What is being asked: Copy down every line where the string "this" shows up.

Exercise input:
—————

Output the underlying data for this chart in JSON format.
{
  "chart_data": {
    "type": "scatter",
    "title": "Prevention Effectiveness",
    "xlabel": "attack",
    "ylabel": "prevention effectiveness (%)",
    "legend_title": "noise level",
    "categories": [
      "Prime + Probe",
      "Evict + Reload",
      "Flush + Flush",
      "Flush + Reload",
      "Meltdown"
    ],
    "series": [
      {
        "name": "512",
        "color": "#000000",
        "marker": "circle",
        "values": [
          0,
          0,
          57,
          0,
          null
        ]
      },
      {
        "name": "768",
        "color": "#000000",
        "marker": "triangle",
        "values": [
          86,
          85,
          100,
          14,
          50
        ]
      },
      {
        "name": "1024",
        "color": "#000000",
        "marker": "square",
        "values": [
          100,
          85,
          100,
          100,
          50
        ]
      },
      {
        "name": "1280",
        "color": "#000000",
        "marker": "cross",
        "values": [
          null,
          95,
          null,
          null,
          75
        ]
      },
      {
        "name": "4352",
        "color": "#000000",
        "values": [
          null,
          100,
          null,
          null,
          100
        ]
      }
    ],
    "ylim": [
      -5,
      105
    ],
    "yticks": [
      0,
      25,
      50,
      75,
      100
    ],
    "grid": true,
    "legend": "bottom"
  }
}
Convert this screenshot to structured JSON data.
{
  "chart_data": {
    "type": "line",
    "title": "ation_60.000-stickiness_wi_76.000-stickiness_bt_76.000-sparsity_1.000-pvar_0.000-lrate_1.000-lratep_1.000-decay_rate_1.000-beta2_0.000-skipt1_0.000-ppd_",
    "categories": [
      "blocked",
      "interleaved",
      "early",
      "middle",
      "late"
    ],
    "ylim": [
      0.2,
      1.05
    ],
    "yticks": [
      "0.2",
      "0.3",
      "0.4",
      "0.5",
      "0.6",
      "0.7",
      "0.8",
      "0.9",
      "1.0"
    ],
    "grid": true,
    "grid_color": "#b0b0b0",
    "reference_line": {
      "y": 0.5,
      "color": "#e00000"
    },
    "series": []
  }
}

—————

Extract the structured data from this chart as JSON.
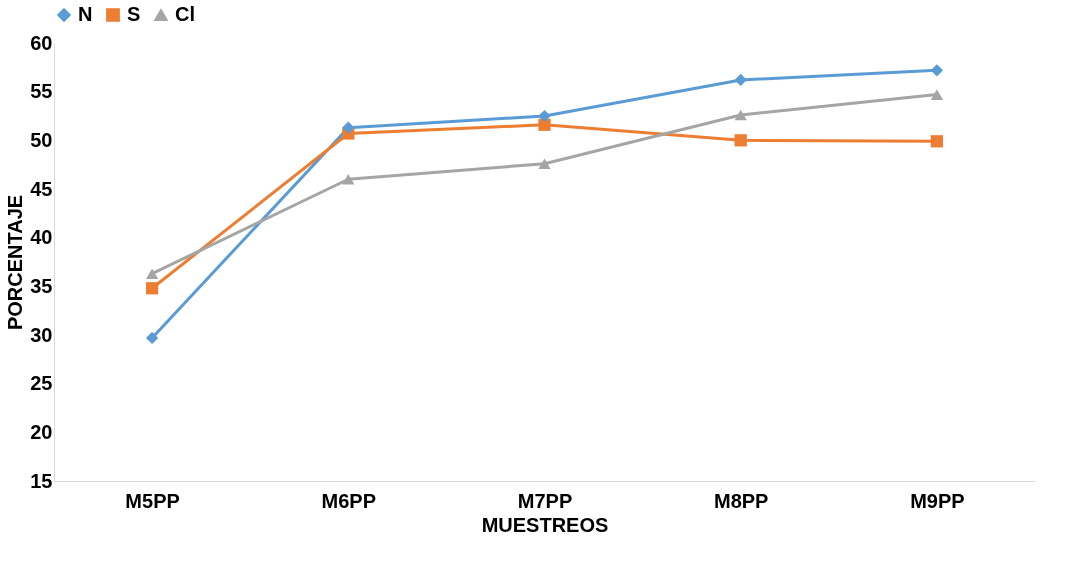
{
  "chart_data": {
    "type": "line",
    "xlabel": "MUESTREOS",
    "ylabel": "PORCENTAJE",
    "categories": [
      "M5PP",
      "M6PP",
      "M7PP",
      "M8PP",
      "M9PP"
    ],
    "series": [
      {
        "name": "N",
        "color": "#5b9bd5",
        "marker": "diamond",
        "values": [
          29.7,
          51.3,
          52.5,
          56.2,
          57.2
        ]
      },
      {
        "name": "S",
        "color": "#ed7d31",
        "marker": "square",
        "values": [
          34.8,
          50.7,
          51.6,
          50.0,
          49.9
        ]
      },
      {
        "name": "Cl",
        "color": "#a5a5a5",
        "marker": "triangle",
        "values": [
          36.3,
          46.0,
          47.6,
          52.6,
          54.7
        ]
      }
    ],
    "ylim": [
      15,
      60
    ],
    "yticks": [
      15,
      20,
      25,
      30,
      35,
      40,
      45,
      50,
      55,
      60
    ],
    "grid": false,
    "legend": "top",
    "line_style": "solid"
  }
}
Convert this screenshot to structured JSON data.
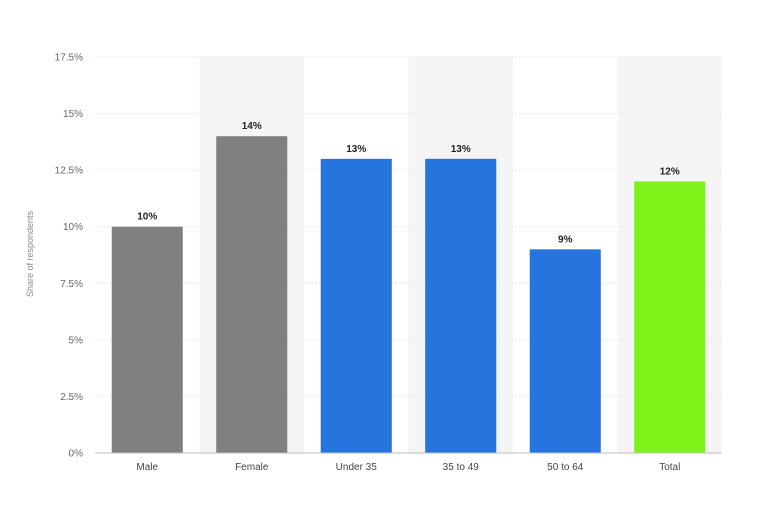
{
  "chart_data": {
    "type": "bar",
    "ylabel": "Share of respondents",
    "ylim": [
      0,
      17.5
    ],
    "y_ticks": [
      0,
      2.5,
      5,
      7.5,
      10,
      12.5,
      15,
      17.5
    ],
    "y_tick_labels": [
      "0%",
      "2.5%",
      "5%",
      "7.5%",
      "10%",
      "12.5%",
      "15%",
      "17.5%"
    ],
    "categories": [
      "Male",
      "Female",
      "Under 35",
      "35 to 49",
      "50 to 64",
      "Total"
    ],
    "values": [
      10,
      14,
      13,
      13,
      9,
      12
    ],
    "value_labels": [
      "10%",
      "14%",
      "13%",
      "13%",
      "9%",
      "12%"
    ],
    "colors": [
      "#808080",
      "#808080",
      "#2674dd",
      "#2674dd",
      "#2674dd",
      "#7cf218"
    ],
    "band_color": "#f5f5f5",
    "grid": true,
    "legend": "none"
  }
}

—————

Written response:
Output the underlying data for this chart in JSON format.
Convert this screenshot to structured JSON data.
Extract the structured data from this chart as JSON.
Convert this screenshot to structured JSON data.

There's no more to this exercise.